# Goal:
Below is a set of records. Repeat all of them exactly.

# Rows:
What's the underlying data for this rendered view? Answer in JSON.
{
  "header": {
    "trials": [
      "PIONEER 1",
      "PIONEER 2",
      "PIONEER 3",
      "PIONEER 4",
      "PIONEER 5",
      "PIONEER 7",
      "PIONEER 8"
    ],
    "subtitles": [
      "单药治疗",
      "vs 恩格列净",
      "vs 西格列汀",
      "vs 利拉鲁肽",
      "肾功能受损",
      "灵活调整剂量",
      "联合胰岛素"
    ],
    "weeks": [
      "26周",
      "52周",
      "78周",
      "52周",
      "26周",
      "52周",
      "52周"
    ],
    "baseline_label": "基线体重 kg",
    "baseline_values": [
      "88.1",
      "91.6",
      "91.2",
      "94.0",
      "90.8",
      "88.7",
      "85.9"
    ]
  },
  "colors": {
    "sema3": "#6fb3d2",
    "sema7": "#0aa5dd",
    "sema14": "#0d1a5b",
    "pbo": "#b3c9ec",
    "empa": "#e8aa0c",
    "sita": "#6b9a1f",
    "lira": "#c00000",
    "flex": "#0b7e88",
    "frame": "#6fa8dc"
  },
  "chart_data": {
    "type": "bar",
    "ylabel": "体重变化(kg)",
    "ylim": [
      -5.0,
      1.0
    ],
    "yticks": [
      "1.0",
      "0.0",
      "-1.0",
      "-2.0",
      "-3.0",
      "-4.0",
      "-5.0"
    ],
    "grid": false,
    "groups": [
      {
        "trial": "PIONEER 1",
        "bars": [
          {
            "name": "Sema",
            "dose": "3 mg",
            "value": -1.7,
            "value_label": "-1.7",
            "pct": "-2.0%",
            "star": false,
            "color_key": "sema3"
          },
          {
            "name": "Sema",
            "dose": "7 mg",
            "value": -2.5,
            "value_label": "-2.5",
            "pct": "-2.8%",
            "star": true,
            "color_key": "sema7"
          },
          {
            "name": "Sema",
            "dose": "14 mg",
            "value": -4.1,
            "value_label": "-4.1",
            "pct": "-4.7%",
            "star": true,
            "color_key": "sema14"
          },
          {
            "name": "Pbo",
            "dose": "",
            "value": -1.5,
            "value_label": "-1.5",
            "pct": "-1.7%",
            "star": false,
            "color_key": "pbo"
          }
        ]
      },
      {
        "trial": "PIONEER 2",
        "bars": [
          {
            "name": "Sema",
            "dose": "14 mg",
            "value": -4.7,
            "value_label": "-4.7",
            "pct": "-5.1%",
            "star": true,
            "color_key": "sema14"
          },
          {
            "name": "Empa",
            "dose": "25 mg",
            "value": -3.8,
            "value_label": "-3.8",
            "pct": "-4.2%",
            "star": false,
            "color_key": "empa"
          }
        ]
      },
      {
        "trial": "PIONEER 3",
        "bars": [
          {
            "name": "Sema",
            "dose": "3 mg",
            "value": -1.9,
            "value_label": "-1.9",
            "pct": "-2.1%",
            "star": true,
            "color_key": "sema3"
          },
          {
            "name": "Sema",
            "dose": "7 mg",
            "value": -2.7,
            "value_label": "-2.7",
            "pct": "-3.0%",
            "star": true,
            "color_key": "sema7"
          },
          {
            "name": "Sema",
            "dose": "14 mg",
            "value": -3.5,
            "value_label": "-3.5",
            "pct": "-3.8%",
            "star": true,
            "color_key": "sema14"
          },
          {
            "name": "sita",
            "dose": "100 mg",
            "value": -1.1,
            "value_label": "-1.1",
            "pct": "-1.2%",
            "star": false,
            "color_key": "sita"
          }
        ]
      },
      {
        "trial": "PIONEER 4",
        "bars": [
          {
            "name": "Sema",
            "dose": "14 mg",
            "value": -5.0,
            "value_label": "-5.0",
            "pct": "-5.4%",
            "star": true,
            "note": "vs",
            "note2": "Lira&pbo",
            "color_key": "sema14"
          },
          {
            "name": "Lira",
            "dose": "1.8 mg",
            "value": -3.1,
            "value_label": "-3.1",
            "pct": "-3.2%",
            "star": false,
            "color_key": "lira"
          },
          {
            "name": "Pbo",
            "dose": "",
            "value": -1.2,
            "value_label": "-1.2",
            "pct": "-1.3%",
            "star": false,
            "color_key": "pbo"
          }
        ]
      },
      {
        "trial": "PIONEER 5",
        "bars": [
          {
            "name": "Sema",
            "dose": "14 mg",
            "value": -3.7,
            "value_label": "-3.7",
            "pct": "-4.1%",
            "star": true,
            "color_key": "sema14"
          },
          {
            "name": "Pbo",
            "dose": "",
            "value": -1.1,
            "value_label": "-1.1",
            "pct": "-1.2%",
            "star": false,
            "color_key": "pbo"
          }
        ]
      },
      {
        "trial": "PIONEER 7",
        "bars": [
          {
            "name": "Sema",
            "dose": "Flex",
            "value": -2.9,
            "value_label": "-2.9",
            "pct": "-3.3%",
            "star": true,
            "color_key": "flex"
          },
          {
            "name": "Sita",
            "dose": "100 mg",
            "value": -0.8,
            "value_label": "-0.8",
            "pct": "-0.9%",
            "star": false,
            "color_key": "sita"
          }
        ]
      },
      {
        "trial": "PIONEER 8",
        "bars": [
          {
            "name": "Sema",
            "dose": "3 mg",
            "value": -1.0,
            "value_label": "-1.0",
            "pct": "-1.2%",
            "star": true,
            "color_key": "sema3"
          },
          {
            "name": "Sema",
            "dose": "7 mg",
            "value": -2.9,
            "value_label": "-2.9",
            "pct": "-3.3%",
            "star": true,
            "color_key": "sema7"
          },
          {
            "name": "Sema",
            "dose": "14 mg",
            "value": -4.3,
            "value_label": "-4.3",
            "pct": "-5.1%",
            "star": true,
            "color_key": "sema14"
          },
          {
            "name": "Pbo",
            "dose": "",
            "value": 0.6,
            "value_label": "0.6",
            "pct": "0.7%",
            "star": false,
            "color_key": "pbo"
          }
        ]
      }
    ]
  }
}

# Worked solution:
What's the underlying data for this rendered view? Answer in JSON.
{
  "header": {
    "trials": [
      "PIONEER 1",
      "PIONEER 2",
      "PIONEER 3",
      "PIONEER 4",
      "PIONEER 5",
      "PIONEER 7",
      "PIONEER 8"
    ],
    "subtitles": [
      "单药治疗",
      "vs 恩格列净",
      "vs 西格列汀",
      "vs 利拉鲁肽",
      "肾功能受损",
      "灵活调整剂量",
      "联合胰岛素"
    ],
    "weeks": [
      "26周",
      "52周",
      "78周",
      "52周",
      "26周",
      "52周",
      "52周"
    ],
    "baseline_label": "基线体重 kg",
    "baseline_values": [
      "88.1",
      "91.6",
      "91.2",
      "94.0",
      "90.8",
      "88.7",
      "85.9"
    ]
  },
  "colors": {
    "sema3": "#6fb3d2",
    "sema7": "#0aa5dd",
    "sema14": "#0d1a5b",
    "pbo": "#b3c9ec",
    "empa": "#e8aa0c",
    "sita": "#6b9a1f",
    "lira": "#c00000",
    "flex": "#0b7e88",
    "frame": "#6fa8dc"
  },
  "chart_data": {
    "type": "bar",
    "ylabel": "体重变化(kg)",
    "ylim": [
      -5.0,
      1.0
    ],
    "yticks": [
      "1.0",
      "0.0",
      "-1.0",
      "-2.0",
      "-3.0",
      "-4.0",
      "-5.0"
    ],
    "grid": false,
    "groups": [
      {
        "trial": "PIONEER 1",
        "bars": [
          {
            "name": "Sema",
            "dose": "3 mg",
            "value": -1.7,
            "value_label": "-1.7",
            "pct": "-2.0%",
            "star": false,
            "color_key": "sema3"
          },
          {
            "name": "Sema",
            "dose": "7 mg",
            "value": -2.5,
            "value_label": "-2.5",
            "pct": "-2.8%",
            "star": true,
            "color_key": "sema7"
          },
          {
            "name": "Sema",
            "dose": "14 mg",
            "value": -4.1,
            "value_label": "-4.1",
            "pct": "-4.7%",
            "star": true,
            "color_key": "sema14"
          },
          {
            "name": "Pbo",
            "dose": "",
            "value": -1.5,
            "value_label": "-1.5",
            "pct": "-1.7%",
            "star": false,
            "color_key": "pbo"
          }
        ]
      },
      {
        "trial": "PIONEER 2",
        "bars": [
          {
            "name": "Sema",
            "dose": "14 mg",
            "value": -4.7,
            "value_label": "-4.7",
            "pct": "-5.1%",
            "star": true,
            "color_key": "sema14"
          },
          {
            "name": "Empa",
            "dose": "25 mg",
            "value": -3.8,
            "value_label": "-3.8",
            "pct": "-4.2%",
            "star": false,
            "color_key": "empa"
          }
        ]
      },
      {
        "trial": "PIONEER 3",
        "bars": [
          {
            "name": "Sema",
            "dose": "3 mg",
            "value": -1.9,
            "value_label": "-1.9",
            "pct": "-2.1%",
            "star": true,
            "color_key": "sema3"
          },
          {
            "name": "Sema",
            "dose": "7 mg",
            "value": -2.7,
            "value_label": "-2.7",
            "pct": "-3.0%",
            "star": true,
            "color_key": "sema7"
          },
          {
            "name": "Sema",
            "dose": "14 mg",
            "value": -3.5,
            "value_label": "-3.5",
            "pct": "-3.8%",
            "star": true,
            "color_key": "sema14"
          },
          {
            "name": "sita",
            "dose": "100 mg",
            "value": -1.1,
            "value_label": "-1.1",
            "pct": "-1.2%",
            "star": false,
            "color_key": "sita"
          }
        ]
      },
      {
        "trial": "PIONEER 4",
        "bars": [
          {
            "name": "Sema",
            "dose": "14 mg",
            "value": -5.0,
            "value_label": "-5.0",
            "pct": "-5.4%",
            "star": true,
            "note": "vs",
            "note2": "Lira&pbo",
            "color_key": "sema14"
          },
          {
            "name": "Lira",
            "dose": "1.8 mg",
            "value": -3.1,
            "value_label": "-3.1",
            "pct": "-3.2%",
            "star": false,
            "color_key": "lira"
          },
          {
            "name": "Pbo",
            "dose": "",
            "value": -1.2,
            "value_label": "-1.2",
            "pct": "-1.3%",
            "star": false,
            "color_key": "pbo"
          }
        ]
      },
      {
        "trial": "PIONEER 5",
        "bars": [
          {
            "name": "Sema",
            "dose": "14 mg",
            "value": -3.7,
            "value_label": "-3.7",
            "pct": "-4.1%",
            "star": true,
            "color_key": "sema14"
          },
          {
            "name": "Pbo",
            "dose": "",
            "value": -1.1,
            "value_label": "-1.1",
            "pct": "-1.2%",
            "star": false,
            "color_key": "pbo"
          }
        ]
      },
      {
        "trial": "PIONEER 7",
        "bars": [
          {
            "name": "Sema",
            "dose": "Flex",
            "value": -2.9,
            "value_label": "-2.9",
            "pct": "-3.3%",
            "star": true,
            "color_key": "flex"
          },
          {
            "name": "Sita",
            "dose": "100 mg",
            "value": -0.8,
            "value_label": "-0.8",
            "pct": "-0.9%",
            "star": false,
            "color_key": "sita"
          }
        ]
      },
      {
        "trial": "PIONEER 8",
        "bars": [
          {
            "name": "Sema",
            "dose": "3 mg",
            "value": -1.0,
            "value_label": "-1.0",
            "pct": "-1.2%",
            "star": true,
            "color_key": "sema3"
          },
          {
            "name": "Sema",
            "dose": "7 mg",
            "value": -2.9,
            "value_label": "-2.9",
            "pct": "-3.3%",
            "star": true,
            "color_key": "sema7"
          },
          {
            "name": "Sema",
            "dose": "14 mg",
            "value": -4.3,
            "value_label": "-4.3",
            "pct": "-5.1%",
            "star": true,
            "color_key": "sema14"
          },
          {
            "name": "Pbo",
            "dose": "",
            "value": 0.6,
            "value_label": "0.6",
            "pct": "0.7%",
            "star": false,
            "color_key": "pbo"
          }
        ]
      }
    ]
  }
}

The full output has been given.